Recorded data
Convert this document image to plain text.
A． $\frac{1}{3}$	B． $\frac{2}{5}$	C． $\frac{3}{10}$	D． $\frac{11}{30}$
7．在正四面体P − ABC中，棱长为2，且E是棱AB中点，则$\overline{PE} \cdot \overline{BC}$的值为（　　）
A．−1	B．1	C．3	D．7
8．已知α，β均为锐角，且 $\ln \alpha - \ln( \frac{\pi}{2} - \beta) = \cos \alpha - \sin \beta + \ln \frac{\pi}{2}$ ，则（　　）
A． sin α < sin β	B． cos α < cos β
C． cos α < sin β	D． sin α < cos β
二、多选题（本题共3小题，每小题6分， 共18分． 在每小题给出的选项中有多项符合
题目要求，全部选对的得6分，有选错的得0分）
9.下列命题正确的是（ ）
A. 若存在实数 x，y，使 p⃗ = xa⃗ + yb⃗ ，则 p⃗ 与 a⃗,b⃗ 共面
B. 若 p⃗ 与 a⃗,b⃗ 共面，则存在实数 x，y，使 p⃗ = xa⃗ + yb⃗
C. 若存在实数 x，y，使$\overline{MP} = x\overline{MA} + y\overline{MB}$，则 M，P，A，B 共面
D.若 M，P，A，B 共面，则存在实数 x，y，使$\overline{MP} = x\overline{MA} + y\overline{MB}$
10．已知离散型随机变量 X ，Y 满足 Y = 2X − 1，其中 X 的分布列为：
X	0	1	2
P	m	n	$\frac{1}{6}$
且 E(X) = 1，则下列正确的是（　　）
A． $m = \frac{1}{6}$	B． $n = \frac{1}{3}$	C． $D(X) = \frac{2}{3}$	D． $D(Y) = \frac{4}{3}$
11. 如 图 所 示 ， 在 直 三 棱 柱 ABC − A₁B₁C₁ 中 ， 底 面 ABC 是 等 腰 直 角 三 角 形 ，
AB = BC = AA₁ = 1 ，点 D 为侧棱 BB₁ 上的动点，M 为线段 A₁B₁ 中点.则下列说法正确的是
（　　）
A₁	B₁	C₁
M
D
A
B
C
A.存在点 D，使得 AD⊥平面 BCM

> **Directions for this task**:
Extract the entries above verbatim.

> **In response**:
Convert this document image to plain text.
A． $\frac{1}{3}$	B． $\frac{2}{5}$	C． $\frac{3}{10}$	D． $\frac{11}{30}$
7．在正四面体P − ABC中，棱长为2，且E是棱AB中点，则$\overline{PE} \cdot \overline{BC}$的值为（　　）
A．−1	B．1	C．3	D．7
8．已知α，β均为锐角，且 $\ln \alpha - \ln( \frac{\pi}{2} - \beta) = \cos \alpha - \sin \beta + \ln \frac{\pi}{2}$ ，则（　　）
A． sin α < sin β	B． cos α < cos β
C． cos α < sin β	D． sin α < cos β
二、多选题（本题共3小题，每小题6分， 共18分． 在每小题给出的选项中有多项符合
题目要求，全部选对的得6分，有选错的得0分）
9.下列命题正确的是（ ）
A. 若存在实数 x，y，使 p⃗ = xa⃗ + yb⃗ ，则 p⃗ 与 a⃗,b⃗ 共面
B. 若 p⃗ 与 a⃗,b⃗ 共面，则存在实数 x，y，使 p⃗ = xa⃗ + yb⃗
C. 若存在实数 x，y，使$\overline{MP} = x\overline{MA} + y\overline{MB}$，则 M，P，A，B 共面
D.若 M，P，A，B 共面，则存在实数 x，y，使$\overline{MP} = x\overline{MA} + y\overline{MB}$
10．已知离散型随机变量 X ，Y 满足 Y = 2X − 1，其中 X 的分布列为：
X	0	1	2
P	m	n	$\frac{1}{6}$
且 E(X) = 1，则下列正确的是（　　）
A． $m = \frac{1}{6}$	B． $n = \frac{1}{3}$	C． $D(X) = \frac{2}{3}$	D． $D(Y) = \frac{4}{3}$
11. 如 图 所 示 ， 在 直 三 棱 柱 ABC − A₁B₁C₁ 中 ， 底 面 ABC 是 等 腰 直 角 三 角 形 ，
AB = BC = AA₁ = 1 ，点 D 为侧棱 BB₁ 上的动点，M 为线段 A₁B₁ 中点.则下列说法正确的是
（　　）
A₁	B₁	C₁
M
D
A
B
C
A.存在点 D，使得 AD⊥平面 BCM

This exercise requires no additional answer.